Copy out all lines that hold "product".

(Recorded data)
:::::

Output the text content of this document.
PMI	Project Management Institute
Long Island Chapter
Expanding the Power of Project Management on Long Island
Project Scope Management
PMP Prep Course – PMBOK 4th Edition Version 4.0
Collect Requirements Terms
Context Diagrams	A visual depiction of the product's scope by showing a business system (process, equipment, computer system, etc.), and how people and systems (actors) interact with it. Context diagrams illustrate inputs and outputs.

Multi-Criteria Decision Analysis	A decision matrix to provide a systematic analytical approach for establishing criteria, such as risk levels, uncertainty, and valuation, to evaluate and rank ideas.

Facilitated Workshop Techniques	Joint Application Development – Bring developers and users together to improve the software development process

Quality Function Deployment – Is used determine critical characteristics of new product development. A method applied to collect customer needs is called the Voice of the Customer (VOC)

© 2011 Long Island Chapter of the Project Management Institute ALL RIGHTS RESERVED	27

:::::

RESPONSE FOR THIS EXERCISE:
Context Diagrams	A visual depiction of the product's scope by showing a business system (process, equipment, computer system, etc.), and how people and systems (actors) interact with it. Context diagrams illustrate inputs and outputs.
Quality Function Deployment – Is used determine critical characteristics of new product development. A method applied to collect customer needs is called the Voice of the Customer (VOC)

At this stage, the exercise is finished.